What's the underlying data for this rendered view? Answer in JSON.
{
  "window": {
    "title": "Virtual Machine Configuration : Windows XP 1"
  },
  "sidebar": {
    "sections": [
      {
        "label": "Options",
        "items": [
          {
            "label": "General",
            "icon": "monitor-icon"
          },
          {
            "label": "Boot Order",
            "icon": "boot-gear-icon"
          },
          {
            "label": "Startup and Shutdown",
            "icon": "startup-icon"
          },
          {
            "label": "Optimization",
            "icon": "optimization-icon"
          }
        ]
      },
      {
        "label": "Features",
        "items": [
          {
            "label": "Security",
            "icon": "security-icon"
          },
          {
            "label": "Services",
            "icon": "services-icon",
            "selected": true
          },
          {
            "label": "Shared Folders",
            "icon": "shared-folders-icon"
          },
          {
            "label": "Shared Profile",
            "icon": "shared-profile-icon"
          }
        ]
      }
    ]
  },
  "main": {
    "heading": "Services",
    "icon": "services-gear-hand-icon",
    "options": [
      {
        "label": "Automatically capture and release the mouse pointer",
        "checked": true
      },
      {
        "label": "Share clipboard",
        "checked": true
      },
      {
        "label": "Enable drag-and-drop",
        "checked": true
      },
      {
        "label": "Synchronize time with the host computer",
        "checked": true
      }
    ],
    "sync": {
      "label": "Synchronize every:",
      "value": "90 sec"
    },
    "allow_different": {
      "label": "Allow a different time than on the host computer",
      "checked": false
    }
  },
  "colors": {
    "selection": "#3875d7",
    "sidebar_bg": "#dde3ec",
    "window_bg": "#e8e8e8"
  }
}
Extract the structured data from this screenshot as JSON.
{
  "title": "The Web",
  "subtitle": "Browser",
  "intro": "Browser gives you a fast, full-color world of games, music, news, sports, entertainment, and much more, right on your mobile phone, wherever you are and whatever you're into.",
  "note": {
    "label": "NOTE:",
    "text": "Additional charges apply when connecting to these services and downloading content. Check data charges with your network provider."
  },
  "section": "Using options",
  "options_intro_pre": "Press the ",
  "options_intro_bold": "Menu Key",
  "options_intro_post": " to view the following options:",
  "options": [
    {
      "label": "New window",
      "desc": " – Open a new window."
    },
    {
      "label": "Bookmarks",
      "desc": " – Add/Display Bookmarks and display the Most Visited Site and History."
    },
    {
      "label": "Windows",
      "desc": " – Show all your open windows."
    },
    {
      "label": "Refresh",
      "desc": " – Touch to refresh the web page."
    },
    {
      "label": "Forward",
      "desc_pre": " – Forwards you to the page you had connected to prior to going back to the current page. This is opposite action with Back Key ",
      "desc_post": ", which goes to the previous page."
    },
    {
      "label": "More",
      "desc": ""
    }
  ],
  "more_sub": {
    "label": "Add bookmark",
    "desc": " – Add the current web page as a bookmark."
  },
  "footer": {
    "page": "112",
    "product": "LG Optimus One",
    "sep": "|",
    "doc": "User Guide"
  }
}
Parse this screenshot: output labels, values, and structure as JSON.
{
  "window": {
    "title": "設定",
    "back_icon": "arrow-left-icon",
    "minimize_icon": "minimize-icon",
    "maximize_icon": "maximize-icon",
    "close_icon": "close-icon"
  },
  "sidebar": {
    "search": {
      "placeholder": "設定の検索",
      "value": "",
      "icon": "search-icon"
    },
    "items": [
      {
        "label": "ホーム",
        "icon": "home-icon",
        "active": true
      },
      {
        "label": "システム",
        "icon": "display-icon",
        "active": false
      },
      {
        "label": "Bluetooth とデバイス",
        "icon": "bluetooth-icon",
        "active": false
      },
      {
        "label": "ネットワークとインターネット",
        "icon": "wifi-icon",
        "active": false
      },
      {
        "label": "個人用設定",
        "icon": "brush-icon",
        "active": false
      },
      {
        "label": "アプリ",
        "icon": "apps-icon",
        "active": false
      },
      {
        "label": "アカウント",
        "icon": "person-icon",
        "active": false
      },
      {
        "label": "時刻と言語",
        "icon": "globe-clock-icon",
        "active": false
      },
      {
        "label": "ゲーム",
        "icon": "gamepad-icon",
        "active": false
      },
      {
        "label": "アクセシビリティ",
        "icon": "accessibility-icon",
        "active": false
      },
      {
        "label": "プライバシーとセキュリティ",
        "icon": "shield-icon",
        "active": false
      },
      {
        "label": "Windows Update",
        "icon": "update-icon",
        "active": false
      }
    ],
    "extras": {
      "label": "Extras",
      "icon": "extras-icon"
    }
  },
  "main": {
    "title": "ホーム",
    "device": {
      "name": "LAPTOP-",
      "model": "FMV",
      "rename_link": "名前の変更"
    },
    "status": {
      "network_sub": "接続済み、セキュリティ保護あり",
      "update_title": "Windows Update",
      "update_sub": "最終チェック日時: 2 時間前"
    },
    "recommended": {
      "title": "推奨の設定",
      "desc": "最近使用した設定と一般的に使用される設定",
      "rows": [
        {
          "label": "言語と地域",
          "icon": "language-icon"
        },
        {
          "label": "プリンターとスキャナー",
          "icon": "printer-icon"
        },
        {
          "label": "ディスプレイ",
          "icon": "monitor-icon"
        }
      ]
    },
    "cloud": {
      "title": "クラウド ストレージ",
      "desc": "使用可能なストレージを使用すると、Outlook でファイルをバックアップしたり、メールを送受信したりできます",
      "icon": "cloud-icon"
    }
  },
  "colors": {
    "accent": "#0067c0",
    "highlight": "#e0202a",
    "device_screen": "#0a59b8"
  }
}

=======

**Problem description:**
Without leaving anything out, give the entries again exactly.

**Result:**
What's the underlying data for this rendered view? Answer in JSON.
{
  "window": {
    "title": "Virtual Machine Configuration : Windows XP 1"
  },
  "sidebar": {
    "sections": [
      {
        "label": "Options",
        "items": [
          {
            "label": "General",
            "icon": "monitor-icon"
          },
          {
            "label": "Boot Order",
            "icon": "boot-gear-icon"
          },
          {
            "label": "Startup and Shutdown",
            "icon": "startup-icon"
          },
          {
            "label": "Optimization",
            "icon": "optimization-icon"
          }
        ]
      },
      {
        "label": "Features",
        "items": [
          {
            "label": "Security",
            "icon": "security-icon"
          },
          {
            "label": "Services",
            "icon": "services-icon",
            "selected": true
          },
          {
            "label": "Shared Folders",
            "icon": "shared-folders-icon"
          },
          {
            "label": "Shared Profile",
            "icon": "shared-profile-icon"
          }
        ]
      }
    ]
  },
  "main": {
    "heading": "Services",
    "icon": "services-gear-hand-icon",
    "options": [
      {
        "label": "Automatically capture and release the mouse pointer",
        "checked": true
      },
      {
        "label": "Share clipboard",
        "checked": true
      },
      {
        "label": "Enable drag-and-drop",
        "checked": true
      },
      {
        "label": "Synchronize time with the host computer",
        "checked": true
      }
    ],
    "sync": {
      "label": "Synchronize every:",
      "value": "90 sec"
    },
    "allow_different": {
      "label": "Allow a different time than on the host computer",
      "checked": false
    }
  },
  "colors": {
    "selection": "#3875d7",
    "sidebar_bg": "#dde3ec",
    "window_bg": "#e8e8e8"
  }
}
Extract the structured data from this screenshot as JSON.
{
  "title": "The Web",
  "subtitle": "Browser",
  "intro": "Browser gives you a fast, full-color world of games, music, news, sports, entertainment, and much more, right on your mobile phone, wherever you are and whatever you're into.",
  "note": {
    "label": "NOTE:",
    "text": "Additional charges apply when connecting to these services and downloading content. Check data charges with your network provider."
  },
  "section": "Using options",
  "options_intro_pre": "Press the ",
  "options_intro_bold": "Menu Key",
  "options_intro_post": " to view the following options:",
  "options": [
    {
      "label": "New window",
      "desc": " – Open a new window."
    },
    {
      "label": "Bookmarks",
      "desc": " – Add/Display Bookmarks and display the Most Visited Site and History."
    },
    {
      "label": "Windows",
      "desc": " – Show all your open windows."
    },
    {
      "label": "Refresh",
      "desc": " – Touch to refresh the web page."
    },
    {
      "label": "Forward",
      "desc_pre": " – Forwards you to the page you had connected to prior to going back to the current page. This is opposite action with Back Key ",
      "desc_post": ", which goes to the previous page."
    },
    {
      "label": "More",
      "desc": ""
    }
  ],
  "more_sub": {
    "label": "Add bookmark",
    "desc": " – Add the current web page as a bookmark."
  },
  "footer": {
    "page": "112",
    "product": "LG Optimus One",
    "sep": "|",
    "doc": "User Guide"
  }
}
Parse this screenshot: output labels, values, and structure as JSON.
{
  "window": {
    "title": "設定",
    "back_icon": "arrow-left-icon",
    "minimize_icon": "minimize-icon",
    "maximize_icon": "maximize-icon",
    "close_icon": "close-icon"
  },
  "sidebar": {
    "search": {
      "placeholder": "設定の検索",
      "value": "",
      "icon": "search-icon"
    },
    "items": [
      {
        "label": "ホーム",
        "icon": "home-icon",
        "active": true
      },
      {
        "label": "システム",
        "icon": "display-icon",
        "active": false
      },
      {
        "label": "Bluetooth とデバイス",
        "icon": "bluetooth-icon",
        "active": false
      },
      {
        "label": "ネットワークとインターネット",
        "icon": "wifi-icon",
        "active": false
      },
      {
        "label": "個人用設定",
        "icon": "brush-icon",
        "active": false
      },
      {
        "label": "アプリ",
        "icon": "apps-icon",
        "active": false
      },
      {
        "label": "アカウント",
        "icon": "person-icon",
        "active": false
      },
      {
        "label": "時刻と言語",
        "icon": "globe-clock-icon",
        "active": false
      },
      {
        "label": "ゲーム",
        "icon": "gamepad-icon",
        "active": false
      },
      {
        "label": "アクセシビリティ",
        "icon": "accessibility-icon",
        "active": false
      },
      {
        "label": "プライバシーとセキュリティ",
        "icon": "shield-icon",
        "active": false
      },
      {
        "label": "Windows Update",
        "icon": "update-icon",
        "active": false
      }
    ],
    "extras": {
      "label": "Extras",
      "icon": "extras-icon"
    }
  },
  "main": {
    "title": "ホーム",
    "device": {
      "name": "LAPTOP-",
      "model": "FMV",
      "rename_link": "名前の変更"
    },
    "status": {
      "network_sub": "接続済み、セキュリティ保護あり",
      "update_title": "Windows Update",
      "update_sub": "最終チェック日時: 2 時間前"
    },
    "recommended": {
      "title": "推奨の設定",
      "desc": "最近使用した設定と一般的に使用される設定",
      "rows": [
        {
          "label": "言語と地域",
          "icon": "language-icon"
        },
        {
          "label": "プリンターとスキャナー",
          "icon": "printer-icon"
        },
        {
          "label": "ディスプレイ",
          "icon": "monitor-icon"
        }
      ]
    },
    "cloud": {
      "title": "クラウド ストレージ",
      "desc": "使用可能なストレージを使用すると、Outlook でファイルをバックアップしたり、メールを送受信したりできます",
      "icon": "cloud-icon"
    }
  },
  "colors": {
    "accent": "#0067c0",
    "highlight": "#e0202a",
    "device_screen": "#0a59b8"
  }
}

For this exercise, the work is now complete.